[Records]:
^^^^^^^^

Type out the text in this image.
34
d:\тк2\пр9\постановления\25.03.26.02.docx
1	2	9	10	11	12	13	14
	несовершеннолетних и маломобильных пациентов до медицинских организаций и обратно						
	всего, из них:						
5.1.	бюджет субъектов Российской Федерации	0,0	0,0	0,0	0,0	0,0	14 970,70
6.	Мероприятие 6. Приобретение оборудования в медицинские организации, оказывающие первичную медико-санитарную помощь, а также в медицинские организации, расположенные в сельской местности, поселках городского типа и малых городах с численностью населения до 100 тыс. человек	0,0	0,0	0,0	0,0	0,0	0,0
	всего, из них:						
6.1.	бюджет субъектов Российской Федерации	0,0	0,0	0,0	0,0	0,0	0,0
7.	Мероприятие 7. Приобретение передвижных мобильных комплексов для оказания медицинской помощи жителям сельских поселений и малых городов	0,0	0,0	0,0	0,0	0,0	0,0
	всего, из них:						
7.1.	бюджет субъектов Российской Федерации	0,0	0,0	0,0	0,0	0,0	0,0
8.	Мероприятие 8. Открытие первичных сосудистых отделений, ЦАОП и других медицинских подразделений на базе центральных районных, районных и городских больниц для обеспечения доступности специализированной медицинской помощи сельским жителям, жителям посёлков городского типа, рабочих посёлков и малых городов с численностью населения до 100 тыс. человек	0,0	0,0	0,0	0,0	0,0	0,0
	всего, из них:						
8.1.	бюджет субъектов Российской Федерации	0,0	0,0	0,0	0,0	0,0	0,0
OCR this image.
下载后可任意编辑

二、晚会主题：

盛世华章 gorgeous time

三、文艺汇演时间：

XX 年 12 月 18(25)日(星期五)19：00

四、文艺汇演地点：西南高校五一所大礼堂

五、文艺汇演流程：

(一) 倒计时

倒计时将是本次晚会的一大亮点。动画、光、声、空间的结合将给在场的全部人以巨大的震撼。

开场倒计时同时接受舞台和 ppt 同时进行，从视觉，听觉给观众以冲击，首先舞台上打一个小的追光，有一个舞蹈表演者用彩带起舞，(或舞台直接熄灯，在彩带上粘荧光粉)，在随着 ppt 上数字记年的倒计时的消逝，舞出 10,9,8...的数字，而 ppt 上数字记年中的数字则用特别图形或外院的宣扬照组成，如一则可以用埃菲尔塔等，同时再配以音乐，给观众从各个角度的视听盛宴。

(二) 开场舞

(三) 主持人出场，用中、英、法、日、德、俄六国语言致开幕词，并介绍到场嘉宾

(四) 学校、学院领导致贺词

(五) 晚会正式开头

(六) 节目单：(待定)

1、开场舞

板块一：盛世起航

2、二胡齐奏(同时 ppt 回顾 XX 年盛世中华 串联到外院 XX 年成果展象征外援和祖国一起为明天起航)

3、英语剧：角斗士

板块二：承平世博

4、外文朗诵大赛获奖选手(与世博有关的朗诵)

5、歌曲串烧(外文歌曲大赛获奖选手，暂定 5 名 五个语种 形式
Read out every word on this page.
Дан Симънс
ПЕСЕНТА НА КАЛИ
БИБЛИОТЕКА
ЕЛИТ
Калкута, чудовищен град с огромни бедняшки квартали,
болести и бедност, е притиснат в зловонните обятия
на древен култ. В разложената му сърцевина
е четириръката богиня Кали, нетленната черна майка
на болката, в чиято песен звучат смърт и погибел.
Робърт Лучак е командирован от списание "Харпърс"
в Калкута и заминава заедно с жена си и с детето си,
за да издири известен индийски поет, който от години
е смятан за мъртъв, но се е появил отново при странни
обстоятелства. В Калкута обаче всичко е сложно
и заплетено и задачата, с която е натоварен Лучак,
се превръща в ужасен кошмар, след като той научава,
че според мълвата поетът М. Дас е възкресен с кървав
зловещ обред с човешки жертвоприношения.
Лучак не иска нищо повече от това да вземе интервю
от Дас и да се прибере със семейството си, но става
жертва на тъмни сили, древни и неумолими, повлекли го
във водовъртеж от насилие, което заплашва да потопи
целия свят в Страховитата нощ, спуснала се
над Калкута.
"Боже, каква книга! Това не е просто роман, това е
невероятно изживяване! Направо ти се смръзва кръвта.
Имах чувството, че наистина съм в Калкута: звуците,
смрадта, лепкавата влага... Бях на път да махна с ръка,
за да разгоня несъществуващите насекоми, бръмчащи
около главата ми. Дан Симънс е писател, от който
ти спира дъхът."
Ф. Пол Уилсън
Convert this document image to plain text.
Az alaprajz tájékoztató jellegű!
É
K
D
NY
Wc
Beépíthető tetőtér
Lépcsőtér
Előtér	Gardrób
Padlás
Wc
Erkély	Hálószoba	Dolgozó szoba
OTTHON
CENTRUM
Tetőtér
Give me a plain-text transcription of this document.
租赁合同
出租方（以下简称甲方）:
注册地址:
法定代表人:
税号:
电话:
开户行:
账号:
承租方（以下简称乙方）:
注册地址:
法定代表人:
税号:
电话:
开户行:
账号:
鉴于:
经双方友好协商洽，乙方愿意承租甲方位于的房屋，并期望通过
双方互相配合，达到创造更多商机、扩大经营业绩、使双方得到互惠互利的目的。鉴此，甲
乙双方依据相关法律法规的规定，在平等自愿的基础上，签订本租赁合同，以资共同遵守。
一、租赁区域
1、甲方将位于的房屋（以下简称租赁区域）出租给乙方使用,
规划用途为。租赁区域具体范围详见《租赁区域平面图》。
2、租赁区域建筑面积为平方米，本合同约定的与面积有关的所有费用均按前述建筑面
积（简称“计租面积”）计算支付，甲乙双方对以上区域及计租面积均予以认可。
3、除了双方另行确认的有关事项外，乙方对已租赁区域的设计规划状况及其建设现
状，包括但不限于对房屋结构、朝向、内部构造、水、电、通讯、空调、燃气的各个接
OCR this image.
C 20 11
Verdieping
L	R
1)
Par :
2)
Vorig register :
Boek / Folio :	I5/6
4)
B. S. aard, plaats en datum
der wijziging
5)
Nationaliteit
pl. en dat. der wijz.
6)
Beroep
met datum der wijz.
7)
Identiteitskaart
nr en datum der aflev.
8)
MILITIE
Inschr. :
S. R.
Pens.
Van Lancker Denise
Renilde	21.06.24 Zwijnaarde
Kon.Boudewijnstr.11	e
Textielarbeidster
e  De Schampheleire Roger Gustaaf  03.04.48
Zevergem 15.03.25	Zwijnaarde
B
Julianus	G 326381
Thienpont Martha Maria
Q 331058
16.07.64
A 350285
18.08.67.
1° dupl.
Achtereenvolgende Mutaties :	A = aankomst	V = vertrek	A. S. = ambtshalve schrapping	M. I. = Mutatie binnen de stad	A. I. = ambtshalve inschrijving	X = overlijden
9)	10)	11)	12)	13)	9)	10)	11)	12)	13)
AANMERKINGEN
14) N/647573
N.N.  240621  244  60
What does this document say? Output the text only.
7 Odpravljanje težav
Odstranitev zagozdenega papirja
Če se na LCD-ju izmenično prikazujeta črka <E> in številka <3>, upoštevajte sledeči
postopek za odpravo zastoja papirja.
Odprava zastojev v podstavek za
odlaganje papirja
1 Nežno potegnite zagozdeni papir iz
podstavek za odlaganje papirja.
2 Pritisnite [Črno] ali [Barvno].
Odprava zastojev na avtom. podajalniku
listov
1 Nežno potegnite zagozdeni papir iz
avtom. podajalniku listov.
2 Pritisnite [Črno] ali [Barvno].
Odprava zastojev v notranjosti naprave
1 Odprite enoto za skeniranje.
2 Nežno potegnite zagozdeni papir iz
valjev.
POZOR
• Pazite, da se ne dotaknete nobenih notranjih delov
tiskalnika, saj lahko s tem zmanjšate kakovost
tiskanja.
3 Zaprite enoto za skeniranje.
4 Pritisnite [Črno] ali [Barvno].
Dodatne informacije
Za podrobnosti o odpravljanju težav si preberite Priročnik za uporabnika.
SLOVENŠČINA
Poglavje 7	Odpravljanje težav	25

^^^^^^^^

[Instructions for the task]: From the data above, copy each line that has the string "Федерации".

[Exercise response]:
5.1.	бюджет субъектов Российской Федерации	0,0	0,0	0,0	0,0	0,0	14 970,70
6.1.	бюджет субъектов Российской Федерации	0,0	0,0	0,0	0,0	0,0	0,0
7.1.	бюджет субъектов Российской Федерации	0,0	0,0	0,0	0,0	0,0	0,0
8.1.	бюджет субъектов Российской Федерации	0,0	0,0	0,0	0,0	0,0	0,0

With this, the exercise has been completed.